**SHORT EXERCISE**. Locate the lines where "token" occurs and copy them as they stand.

*-*-*

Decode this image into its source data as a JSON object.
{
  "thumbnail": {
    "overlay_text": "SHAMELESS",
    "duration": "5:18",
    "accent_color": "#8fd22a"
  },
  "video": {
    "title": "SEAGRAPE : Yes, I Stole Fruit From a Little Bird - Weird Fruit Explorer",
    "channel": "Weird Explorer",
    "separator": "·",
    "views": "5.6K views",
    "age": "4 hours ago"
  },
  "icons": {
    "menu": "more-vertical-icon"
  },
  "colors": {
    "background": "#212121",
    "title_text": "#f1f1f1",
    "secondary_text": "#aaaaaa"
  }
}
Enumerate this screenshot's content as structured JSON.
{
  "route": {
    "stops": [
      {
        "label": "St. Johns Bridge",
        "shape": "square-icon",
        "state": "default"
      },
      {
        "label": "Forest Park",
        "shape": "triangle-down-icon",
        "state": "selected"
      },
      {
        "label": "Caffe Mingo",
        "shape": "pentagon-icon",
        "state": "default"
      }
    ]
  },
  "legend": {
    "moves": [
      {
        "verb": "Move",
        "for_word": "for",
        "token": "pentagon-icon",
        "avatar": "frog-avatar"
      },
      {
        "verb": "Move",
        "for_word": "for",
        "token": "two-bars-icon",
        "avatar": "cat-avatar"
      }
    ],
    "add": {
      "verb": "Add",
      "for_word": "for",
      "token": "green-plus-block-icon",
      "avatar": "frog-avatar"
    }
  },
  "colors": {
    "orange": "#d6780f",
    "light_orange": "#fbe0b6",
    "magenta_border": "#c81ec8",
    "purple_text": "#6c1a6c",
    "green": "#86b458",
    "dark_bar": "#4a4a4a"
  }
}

*-*-*

**SOLVED EXERCISE**.
        "token": "pentagon-icon",
        "token": "two-bars-icon",
      "token": "green-plus-block-icon",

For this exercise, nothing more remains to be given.